## start DATA ENTRIES
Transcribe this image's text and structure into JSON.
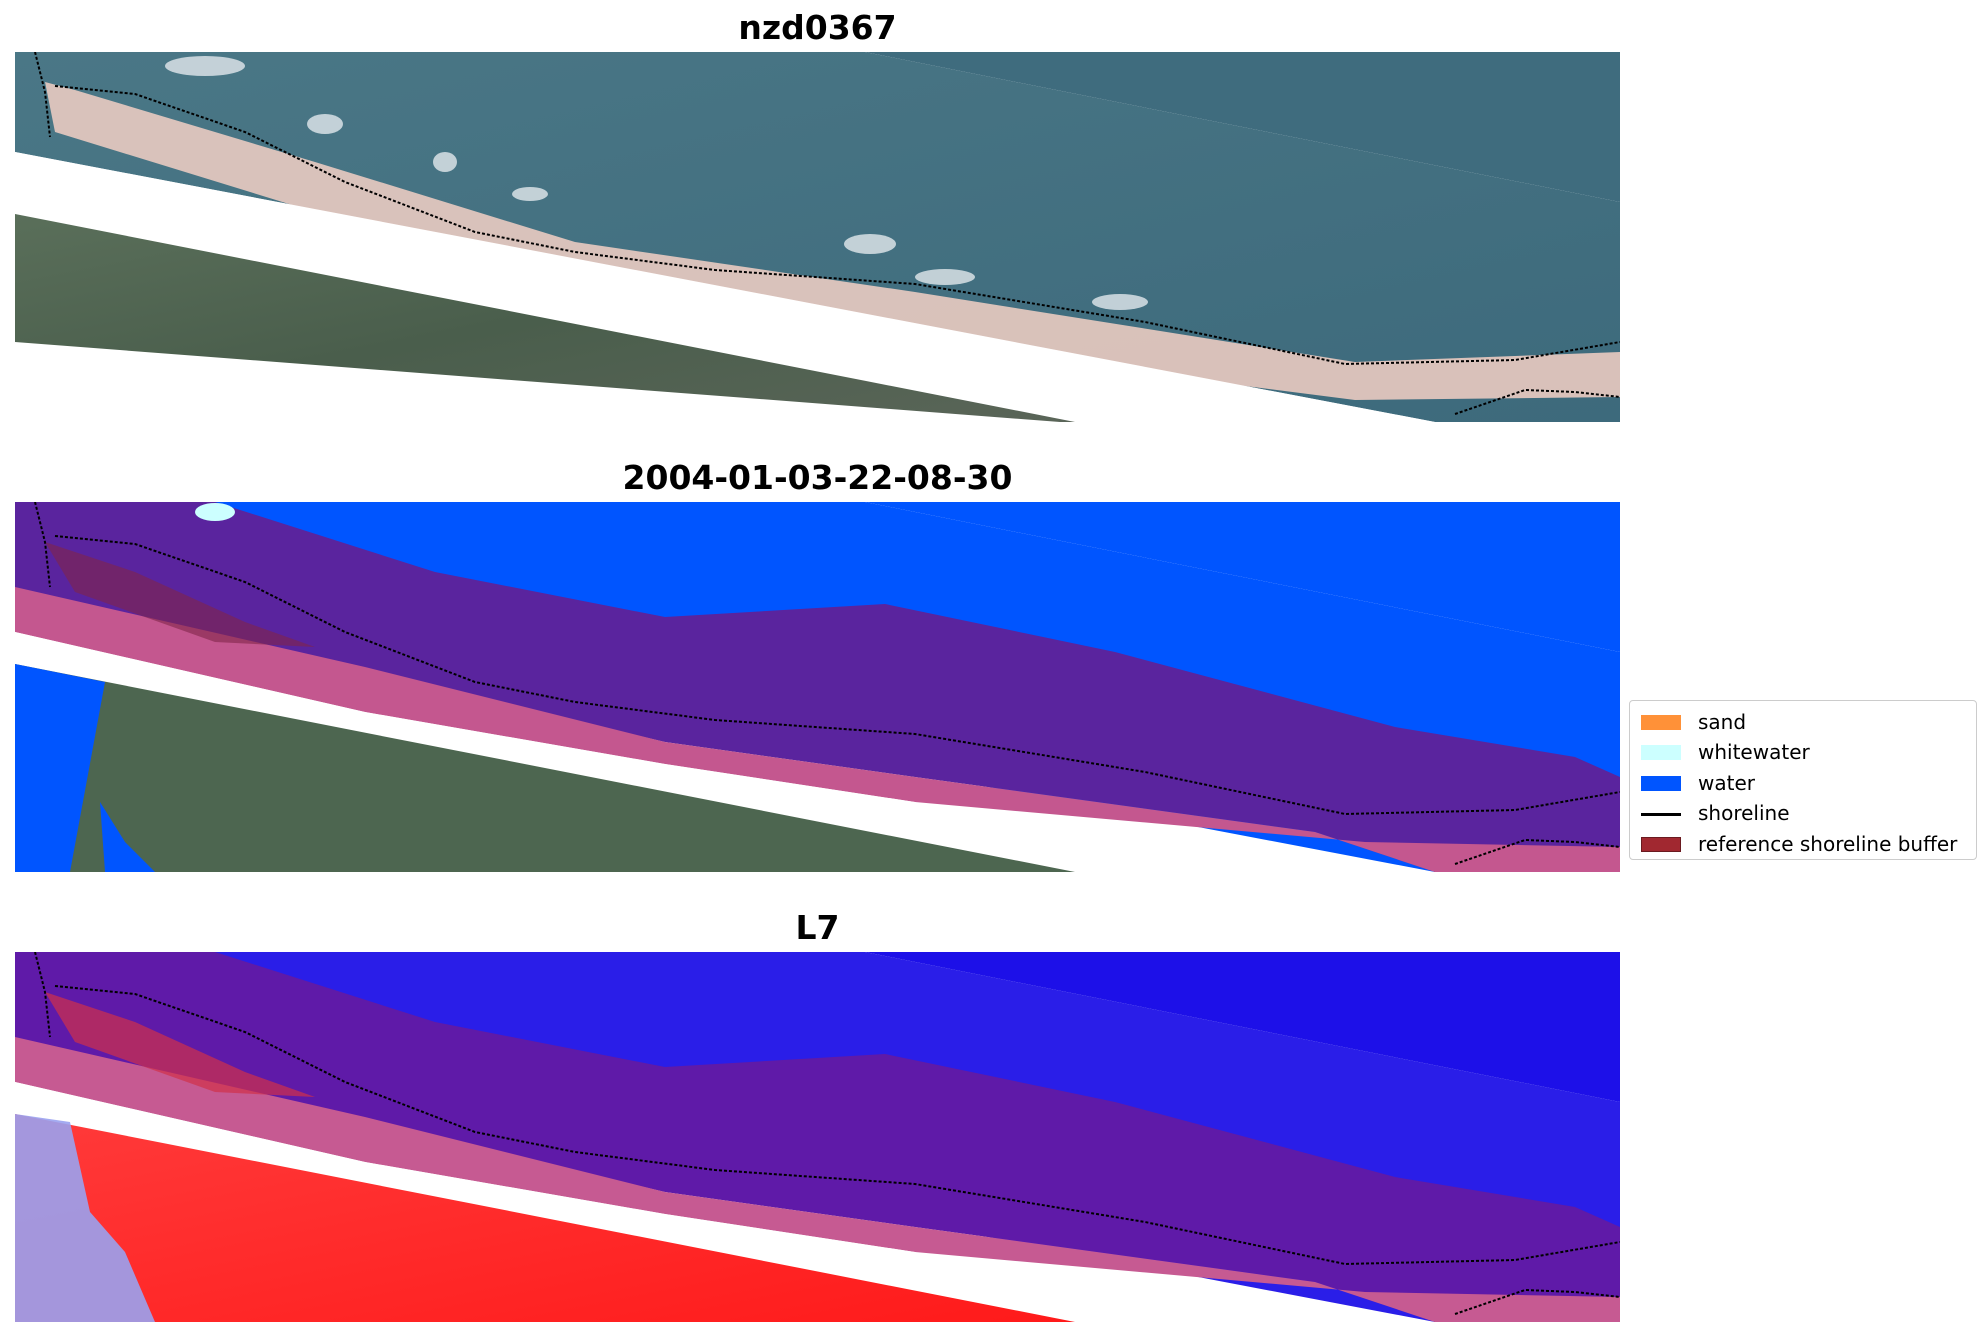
{
  "panels": [
    {
      "title": "nzd0367",
      "kind": "rgb"
    },
    {
      "title": "2004-01-03-22-08-30",
      "kind": "classified"
    },
    {
      "title": "L7",
      "kind": "index"
    }
  ],
  "legend": {
    "items": [
      {
        "label": "sand",
        "color": "#ff9138",
        "kind": "patch"
      },
      {
        "label": "whitewater",
        "color": "#ccffff",
        "kind": "patch"
      },
      {
        "label": "water",
        "color": "#0055ff",
        "kind": "patch"
      },
      {
        "label": "shoreline",
        "color": "#000000",
        "kind": "line"
      },
      {
        "label": "reference shoreline buffer",
        "color": "#a12830",
        "kind": "patch"
      }
    ]
  },
  "colors": {
    "sea_rgb": "#3f6e80",
    "land_rgb": "#4d6650",
    "beach_rgb": "#e0c2b8",
    "water_class": "#0055ff",
    "buffer_overlay": "#5a249e",
    "pink_overlay": "#c4578f",
    "index_blue": "#2a1ee8",
    "index_red": "#ff2020"
  }
}
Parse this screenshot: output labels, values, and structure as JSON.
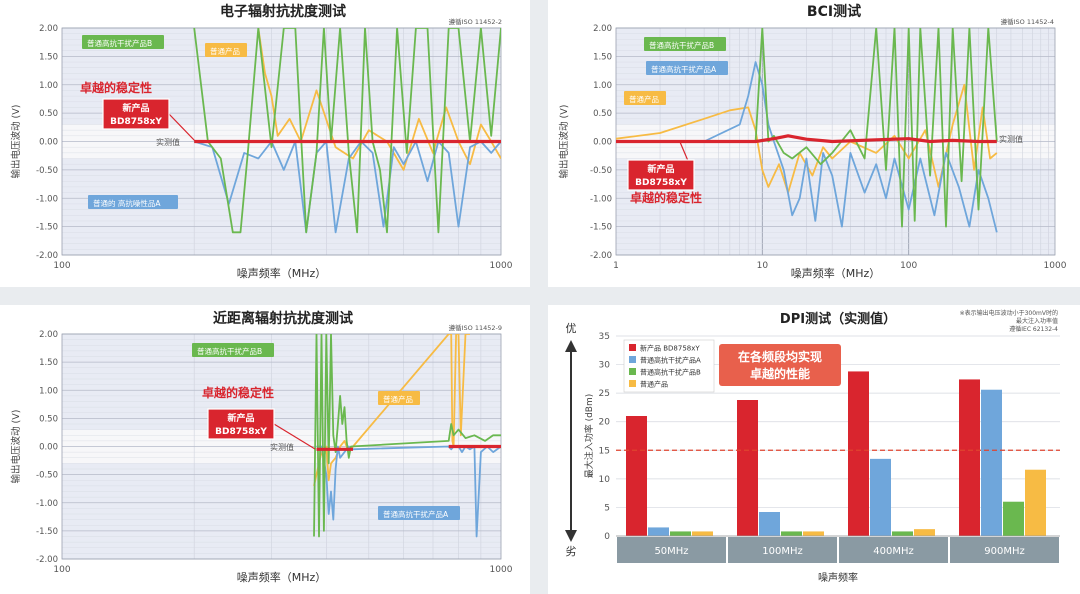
{
  "colors": {
    "new_product": "#d9252e",
    "high_a": "#6fa6db",
    "high_b": "#6ab84f",
    "normal": "#f7bb44",
    "plot_bg": "#e8ebf4",
    "band": "#f7f7f9",
    "axis_text": "#555555",
    "gray_band": "#8a9aa3"
  },
  "chart_data": [
    {
      "type": "line",
      "title": "电子辐射抗扰度测试",
      "note": "遵循ISO 11452-2",
      "xlabel": "噪声频率（MHz）",
      "ylabel": "输出电压波动 (V)",
      "xscale": "log",
      "xlim": [
        100,
        1000
      ],
      "xticks": [
        "100",
        "1000"
      ],
      "ylim": [
        -2,
        2
      ],
      "yticks": [
        "2.00",
        "1.50",
        "1.00",
        "0.50",
        "0.00",
        "-0.50",
        "-1.00",
        "-1.50",
        "-2.00"
      ],
      "grid": true,
      "annotations": {
        "stability": "卓越的稳定性",
        "product_line1": "新产品",
        "product_line2": "BD8758xY",
        "measured": "实测值"
      },
      "series": [
        {
          "name": "新产品 BD8758xY",
          "label": "",
          "key": "new_product",
          "x": [
            200,
            1000
          ],
          "y": [
            0,
            0
          ]
        },
        {
          "name": "普通高抗干扰产品B",
          "label": "普通高抗干扰产品B",
          "key": "high_b",
          "x": [
            200,
            215,
            230,
            245,
            255,
            265,
            280,
            300,
            320,
            340,
            360,
            380,
            395,
            410,
            430,
            450,
            470,
            490,
            510,
            530,
            550,
            580,
            610,
            640,
            680,
            720,
            760,
            800,
            850,
            900,
            950,
            1000
          ],
          "y": [
            2,
            0,
            -0.3,
            -1.6,
            -1.6,
            -0.2,
            2,
            -0.1,
            2,
            2,
            -1.6,
            -0.2,
            2,
            0,
            2,
            -0.2,
            -1.6,
            2,
            0,
            -0.5,
            -1.6,
            2,
            -0.2,
            2,
            2,
            -1.6,
            2,
            2,
            0,
            2,
            0.1,
            2
          ]
        },
        {
          "name": "普通的 高抗噪性品A",
          "label": "普通的 高抗噪性品A",
          "key": "high_a",
          "x": [
            200,
            220,
            240,
            260,
            280,
            300,
            320,
            340,
            360,
            380,
            400,
            420,
            450,
            480,
            510,
            540,
            570,
            600,
            640,
            680,
            720,
            760,
            800,
            850,
            900,
            950,
            1000
          ],
          "y": [
            0,
            -0.1,
            -1.1,
            -0.2,
            -0.3,
            0,
            -0.5,
            0,
            -1.6,
            -0.2,
            0,
            -1.6,
            -0.3,
            0,
            -0.2,
            -1.5,
            -0.1,
            -0.4,
            0,
            -0.7,
            0,
            -0.2,
            -1.5,
            -0.1,
            0,
            -0.2,
            0
          ]
        },
        {
          "name": "普通产品",
          "label": "普通产品",
          "key": "normal",
          "x": [
            280,
            290,
            300,
            310,
            330,
            350,
            380,
            420,
            460,
            500,
            550,
            600,
            650,
            700,
            750,
            800,
            850,
            900,
            950,
            1000
          ],
          "y": [
            2,
            1.2,
            0.8,
            0.1,
            0.4,
            0,
            0.9,
            -0.1,
            -0.3,
            0.2,
            0,
            -0.5,
            0.4,
            -0.2,
            0.6,
            0,
            -0.4,
            0.3,
            0,
            -0.3
          ]
        }
      ]
    },
    {
      "type": "line",
      "title": "BCI测试",
      "note": "遵循ISO 11452-4",
      "xlabel": "噪声频率（MHz）",
      "ylabel": "输出电压波动 (V)",
      "xscale": "log",
      "xlim": [
        1,
        1000
      ],
      "xticks": [
        "1",
        "10",
        "100",
        "1000"
      ],
      "ylim": [
        -2,
        2
      ],
      "yticks": [
        "2.00",
        "1.50",
        "1.00",
        "0.50",
        "0.00",
        "-0.50",
        "-1.00",
        "-1.50",
        "-2.00"
      ],
      "grid": true,
      "annotations": {
        "stability": "卓越的稳定性",
        "product_line1": "新产品",
        "product_line2": "BD8758xY",
        "measured": "实测值"
      },
      "series": [
        {
          "name": "新产品 BD8758xY",
          "label": "",
          "key": "new_product",
          "x": [
            1,
            5,
            9,
            12,
            15,
            20,
            30,
            60,
            100,
            140,
            200,
            300,
            400
          ],
          "y": [
            0,
            0,
            0,
            0.05,
            0.1,
            0.04,
            0,
            0.03,
            0.05,
            0,
            0.02,
            0,
            0
          ]
        },
        {
          "name": "普通高抗干扰产品A",
          "label": "普通高抗干扰产品A",
          "key": "high_a",
          "x": [
            1,
            4,
            7,
            8,
            9,
            10,
            11,
            12,
            14,
            16,
            18,
            20,
            23,
            26,
            30,
            35,
            40,
            50,
            60,
            70,
            80,
            100,
            120,
            150,
            180,
            220,
            260,
            300,
            350,
            400
          ],
          "y": [
            0,
            0,
            0.3,
            0.8,
            1.4,
            1.0,
            0.3,
            0,
            -0.5,
            -1.3,
            -1.0,
            -0.3,
            -1.4,
            -0.2,
            -0.6,
            -1.5,
            -0.2,
            -0.9,
            -0.4,
            -1.0,
            -0.3,
            -1.2,
            -0.3,
            -1.3,
            -0.2,
            -0.8,
            -1.5,
            -0.5,
            -1.0,
            -1.6
          ]
        },
        {
          "name": "普通高抗干扰产品B",
          "label": "普通高抗干扰产品B",
          "key": "high_b",
          "x": [
            1,
            8,
            9,
            10,
            11,
            12,
            14,
            16,
            20,
            25,
            30,
            40,
            50,
            60,
            70,
            80,
            90,
            100,
            110,
            120,
            140,
            160,
            180,
            200,
            230,
            260,
            300,
            350,
            400
          ],
          "y": [
            0,
            0,
            0,
            2,
            0,
            0.1,
            -0.2,
            -0.3,
            -0.1,
            -0.4,
            -0.2,
            0.2,
            -0.3,
            2,
            -0.5,
            2,
            -1.5,
            2,
            -1.4,
            2,
            -0.6,
            2,
            -1.5,
            2,
            -0.7,
            2,
            -1.2,
            2,
            0
          ]
        },
        {
          "name": "普通产品",
          "label": "普通产品",
          "key": "normal",
          "x": [
            1,
            2,
            4,
            6,
            8,
            9,
            10,
            11,
            13,
            15,
            18,
            22,
            26,
            30,
            40,
            60,
            80,
            100,
            130,
            160,
            200,
            240,
            280,
            320,
            360,
            400
          ],
          "y": [
            0.05,
            0.15,
            0.4,
            0.55,
            0.6,
            0.2,
            -0.5,
            -0.8,
            -0.4,
            -0.9,
            -0.2,
            -0.6,
            -0.1,
            -0.3,
            0,
            -0.2,
            0.1,
            -0.3,
            0.2,
            -0.8,
            0.3,
            1.0,
            -0.5,
            0.6,
            -0.3,
            -0.2
          ]
        }
      ]
    },
    {
      "type": "line",
      "title": "近距离辐射抗扰度测试",
      "note": "遵循ISO 11452-9",
      "xlabel": "噪声频率（MHz）",
      "ylabel": "输出电压波动 (V)",
      "xscale": "log",
      "xlim": [
        100,
        1000
      ],
      "xticks": [
        "100",
        "1000"
      ],
      "ylim": [
        -2,
        2
      ],
      "yticks": [
        "2.00",
        "1.50",
        "1.00",
        "0.50",
        "0.00",
        "-0.50",
        "-1.00",
        "-1.50",
        "-2.00"
      ],
      "grid": true,
      "annotations": {
        "stability": "卓越的稳定性",
        "product_line1": "新产品",
        "product_line2": "BD8758xY",
        "measured": "实测值"
      },
      "series": [
        {
          "name": "新产品 BD8758xY (段1)",
          "label": "",
          "key": "new_product",
          "x": [
            380,
            460
          ],
          "y": [
            -0.05,
            -0.05
          ]
        },
        {
          "name": "新产品 BD8758xY (段2)",
          "label": "",
          "key": "new_product",
          "x": [
            760,
            1000
          ],
          "y": [
            0,
            0
          ]
        },
        {
          "name": "普通高抗干扰产品B",
          "label": "普通高抗干扰产品B",
          "key": "high_b",
          "x": [
            375,
            380,
            385,
            390,
            395,
            400,
            405,
            410,
            415,
            420,
            425,
            430,
            435,
            440,
            445,
            450,
            455,
            760,
            770,
            780,
            800,
            830,
            870,
            920,
            960,
            1000
          ],
          "y": [
            -1.6,
            2,
            -1.6,
            2,
            -1.5,
            2,
            -0.3,
            2,
            0.2,
            -0.1,
            0.4,
            0.9,
            0.4,
            0.7,
            0.1,
            -0.2,
            0,
            0.1,
            0.4,
            0.2,
            0.3,
            0.15,
            0.2,
            0.1,
            0.2,
            0.2
          ]
        },
        {
          "name": "普通高抗干扰产品A",
          "label": "普通高抗干扰产品A",
          "key": "high_a",
          "x": [
            380,
            390,
            400,
            405,
            410,
            415,
            420,
            425,
            430,
            440,
            450,
            455,
            760,
            770,
            780,
            790,
            800,
            815,
            830,
            850,
            870,
            880,
            900,
            930,
            960,
            1000
          ],
          "y": [
            0,
            0,
            -0.5,
            -1.2,
            -0.8,
            -1.3,
            -0.4,
            0,
            -0.2,
            -0.1,
            0,
            -0.05,
            0,
            -0.05,
            0,
            0,
            0,
            -0.1,
            0,
            -0.05,
            0,
            -1.6,
            -0.1,
            0,
            -0.1,
            0
          ]
        },
        {
          "name": "普通产品",
          "label": "普通产品",
          "key": "normal",
          "x": [
            375,
            380,
            385,
            390,
            395,
            400,
            405,
            410,
            420,
            430,
            440,
            450,
            460,
            760,
            770,
            775,
            780,
            790,
            800,
            810,
            830,
            850
          ],
          "y": [
            -0.7,
            -0.5,
            -0.3,
            -0.1,
            -0.2,
            0,
            -0.6,
            -0.3,
            -0.2,
            0,
            0.1,
            -0.1,
            0,
            2,
            2,
            0.1,
            0,
            2,
            2,
            0.2,
            2,
            2
          ]
        }
      ]
    },
    {
      "type": "bar",
      "title": "DPI测试（实测值）",
      "note_lines": [
        "※表示输出电压波动小于300mV时的",
        "最大注入功率值",
        "遵循IEC 62132-4"
      ],
      "xlabel": "噪声频率",
      "ylabel": "最大注入功率 (dBm)",
      "ylim": [
        0,
        35
      ],
      "yticks": [
        "0",
        "5",
        "10",
        "15",
        "20",
        "25",
        "30",
        "35"
      ],
      "categories": [
        "50MHz",
        "100MHz",
        "400MHz",
        "900MHz"
      ],
      "reference_line": 15,
      "better_label": "优",
      "worse_label": "劣",
      "callout": [
        "在各频段均实现",
        "卓越的性能"
      ],
      "legend_position": "top-left",
      "series": [
        {
          "name": "新产品 BD8758xY",
          "key": "new_product",
          "values": [
            21,
            23.8,
            28.8,
            27.4
          ]
        },
        {
          "name": "普通高抗干扰产品A",
          "key": "high_a",
          "values": [
            1.5,
            4.2,
            13.5,
            25.6
          ]
        },
        {
          "name": "普通高抗干扰产品B",
          "key": "high_b",
          "values": [
            0.8,
            0.8,
            0.8,
            6.0
          ]
        },
        {
          "name": "普通产品",
          "key": "normal",
          "values": [
            0.8,
            0.8,
            1.2,
            11.6
          ]
        }
      ]
    }
  ]
}
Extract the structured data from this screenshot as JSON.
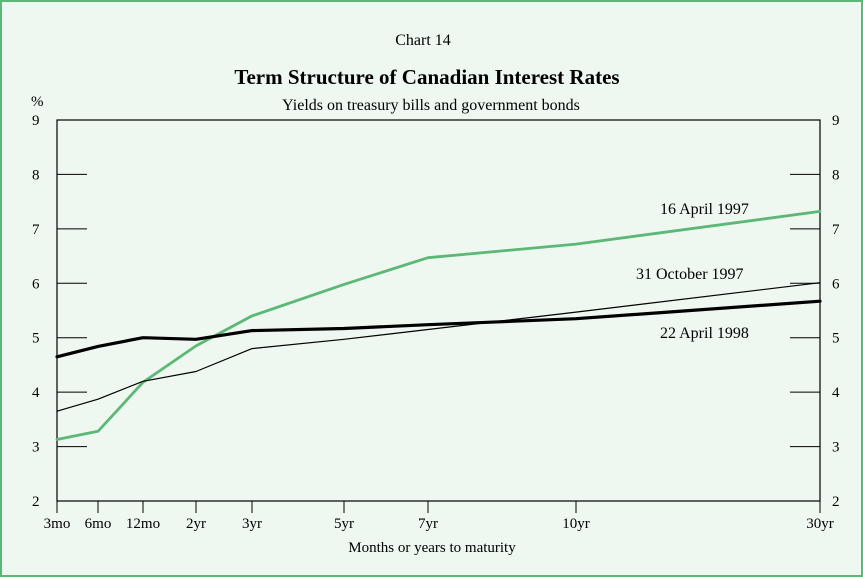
## end DATA ENTRIES
▶ [GOAL]: Exactly how many lines in the data above contain the word "this"? Respond with the number and nothing more.

▶ [EXERCISE OUTPUT]: 3